WHAT TO PRODUCE: Check every line below for the string "Результат", and copy the lines that contain it.

:: PROVIDED DATA ::

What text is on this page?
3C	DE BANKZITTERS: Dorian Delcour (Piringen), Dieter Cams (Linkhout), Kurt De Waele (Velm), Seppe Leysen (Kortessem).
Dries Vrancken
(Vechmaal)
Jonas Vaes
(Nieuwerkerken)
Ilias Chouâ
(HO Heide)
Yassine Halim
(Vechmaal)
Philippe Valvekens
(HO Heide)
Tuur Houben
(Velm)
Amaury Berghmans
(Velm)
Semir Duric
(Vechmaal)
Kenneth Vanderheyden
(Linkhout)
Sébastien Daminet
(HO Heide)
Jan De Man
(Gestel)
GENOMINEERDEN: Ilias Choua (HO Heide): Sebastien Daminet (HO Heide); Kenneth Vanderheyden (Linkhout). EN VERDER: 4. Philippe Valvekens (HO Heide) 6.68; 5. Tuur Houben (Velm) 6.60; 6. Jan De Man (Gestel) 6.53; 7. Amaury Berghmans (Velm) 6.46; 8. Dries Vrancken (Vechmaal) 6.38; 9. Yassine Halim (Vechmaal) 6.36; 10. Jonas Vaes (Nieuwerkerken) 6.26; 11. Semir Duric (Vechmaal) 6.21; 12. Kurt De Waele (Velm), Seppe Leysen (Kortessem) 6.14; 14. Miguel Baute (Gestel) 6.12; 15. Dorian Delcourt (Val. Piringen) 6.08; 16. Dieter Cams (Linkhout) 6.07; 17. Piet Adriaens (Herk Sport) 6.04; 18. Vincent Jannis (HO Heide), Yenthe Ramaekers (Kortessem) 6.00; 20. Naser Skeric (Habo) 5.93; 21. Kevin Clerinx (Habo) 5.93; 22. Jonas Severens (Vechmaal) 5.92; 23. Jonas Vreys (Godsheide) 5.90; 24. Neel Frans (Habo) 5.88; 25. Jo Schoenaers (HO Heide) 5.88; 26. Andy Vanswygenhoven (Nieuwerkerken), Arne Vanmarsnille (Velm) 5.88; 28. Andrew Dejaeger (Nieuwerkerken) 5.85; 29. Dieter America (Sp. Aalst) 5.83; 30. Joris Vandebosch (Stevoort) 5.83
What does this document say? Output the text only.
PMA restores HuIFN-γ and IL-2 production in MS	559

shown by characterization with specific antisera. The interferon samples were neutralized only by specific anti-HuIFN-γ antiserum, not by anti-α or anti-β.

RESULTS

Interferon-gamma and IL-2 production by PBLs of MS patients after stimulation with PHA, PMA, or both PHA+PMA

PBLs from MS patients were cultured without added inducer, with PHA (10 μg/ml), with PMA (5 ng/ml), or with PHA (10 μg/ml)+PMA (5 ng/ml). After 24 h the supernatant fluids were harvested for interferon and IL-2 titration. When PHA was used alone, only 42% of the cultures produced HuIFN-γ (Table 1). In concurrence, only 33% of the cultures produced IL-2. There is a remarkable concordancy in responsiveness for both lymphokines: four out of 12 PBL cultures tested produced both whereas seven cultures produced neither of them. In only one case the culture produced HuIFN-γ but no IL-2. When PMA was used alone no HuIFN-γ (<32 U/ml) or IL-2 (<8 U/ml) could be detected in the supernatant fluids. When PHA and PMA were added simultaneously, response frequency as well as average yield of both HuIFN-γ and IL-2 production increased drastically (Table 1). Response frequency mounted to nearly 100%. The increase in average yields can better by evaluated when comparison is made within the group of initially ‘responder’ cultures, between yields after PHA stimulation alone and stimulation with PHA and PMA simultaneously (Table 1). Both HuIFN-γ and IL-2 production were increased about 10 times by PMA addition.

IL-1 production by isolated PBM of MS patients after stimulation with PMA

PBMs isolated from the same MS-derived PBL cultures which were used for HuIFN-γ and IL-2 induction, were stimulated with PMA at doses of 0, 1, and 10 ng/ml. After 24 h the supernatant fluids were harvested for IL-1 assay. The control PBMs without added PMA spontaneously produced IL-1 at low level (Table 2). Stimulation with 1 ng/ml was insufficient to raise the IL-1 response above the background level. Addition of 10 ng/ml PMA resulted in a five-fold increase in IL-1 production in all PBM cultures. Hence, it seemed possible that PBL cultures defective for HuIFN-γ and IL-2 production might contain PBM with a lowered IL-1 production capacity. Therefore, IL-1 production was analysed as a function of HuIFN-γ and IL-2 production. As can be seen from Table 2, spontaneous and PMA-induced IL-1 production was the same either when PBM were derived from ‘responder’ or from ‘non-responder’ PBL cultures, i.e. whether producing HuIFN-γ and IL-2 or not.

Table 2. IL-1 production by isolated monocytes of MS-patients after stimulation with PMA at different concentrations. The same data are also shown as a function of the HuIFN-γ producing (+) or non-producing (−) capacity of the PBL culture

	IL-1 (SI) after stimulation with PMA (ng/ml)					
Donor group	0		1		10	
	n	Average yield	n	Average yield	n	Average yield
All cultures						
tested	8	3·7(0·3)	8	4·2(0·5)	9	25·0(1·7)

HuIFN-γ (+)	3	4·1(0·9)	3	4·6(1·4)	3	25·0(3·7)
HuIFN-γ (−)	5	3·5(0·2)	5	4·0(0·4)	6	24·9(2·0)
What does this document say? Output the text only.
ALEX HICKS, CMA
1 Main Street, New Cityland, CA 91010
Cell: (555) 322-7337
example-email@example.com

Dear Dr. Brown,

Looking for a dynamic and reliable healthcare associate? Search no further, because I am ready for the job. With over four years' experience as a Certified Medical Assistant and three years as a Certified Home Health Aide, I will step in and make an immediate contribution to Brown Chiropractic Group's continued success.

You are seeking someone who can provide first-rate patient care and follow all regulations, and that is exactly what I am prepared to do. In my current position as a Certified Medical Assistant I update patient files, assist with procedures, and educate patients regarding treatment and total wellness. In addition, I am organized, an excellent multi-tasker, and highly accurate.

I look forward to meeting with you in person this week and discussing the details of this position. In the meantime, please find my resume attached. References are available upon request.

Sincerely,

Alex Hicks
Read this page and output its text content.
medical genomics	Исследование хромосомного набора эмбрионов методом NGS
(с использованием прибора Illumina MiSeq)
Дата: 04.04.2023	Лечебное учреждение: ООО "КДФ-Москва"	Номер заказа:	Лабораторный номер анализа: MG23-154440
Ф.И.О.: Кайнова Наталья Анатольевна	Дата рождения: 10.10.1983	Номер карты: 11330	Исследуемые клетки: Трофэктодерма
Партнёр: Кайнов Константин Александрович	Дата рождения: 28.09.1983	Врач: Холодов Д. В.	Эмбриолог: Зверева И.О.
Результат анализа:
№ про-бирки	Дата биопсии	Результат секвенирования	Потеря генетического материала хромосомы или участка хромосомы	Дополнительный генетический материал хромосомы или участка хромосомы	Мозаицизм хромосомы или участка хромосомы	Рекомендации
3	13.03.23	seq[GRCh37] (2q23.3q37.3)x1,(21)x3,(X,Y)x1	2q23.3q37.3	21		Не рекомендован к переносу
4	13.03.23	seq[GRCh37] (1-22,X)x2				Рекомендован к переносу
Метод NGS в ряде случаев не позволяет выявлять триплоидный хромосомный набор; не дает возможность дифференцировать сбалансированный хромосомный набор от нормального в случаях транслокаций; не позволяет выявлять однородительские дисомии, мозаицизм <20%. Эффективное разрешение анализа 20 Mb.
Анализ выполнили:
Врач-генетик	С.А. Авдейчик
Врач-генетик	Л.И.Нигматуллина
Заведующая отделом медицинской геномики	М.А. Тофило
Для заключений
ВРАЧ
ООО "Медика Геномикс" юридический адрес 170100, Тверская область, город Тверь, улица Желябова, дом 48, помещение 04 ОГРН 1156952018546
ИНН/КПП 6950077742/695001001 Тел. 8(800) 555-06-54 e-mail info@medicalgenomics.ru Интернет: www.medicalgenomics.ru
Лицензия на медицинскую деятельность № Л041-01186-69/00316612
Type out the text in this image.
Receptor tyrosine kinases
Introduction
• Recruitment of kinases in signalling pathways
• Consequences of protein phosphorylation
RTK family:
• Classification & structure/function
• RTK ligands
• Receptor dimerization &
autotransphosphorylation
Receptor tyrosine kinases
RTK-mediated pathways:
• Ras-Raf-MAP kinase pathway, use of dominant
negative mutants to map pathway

:::

EXERCISE ANSWER:
Результат анализа:
№ про-бирки	Дата биопсии	Результат секвенирования	Потеря генетического материала хромосомы или участка хромосомы	Дополнительный генетический материал хромосомы или участка хромосомы	Мозаицизм хромосомы или участка хромосомы	Рекомендации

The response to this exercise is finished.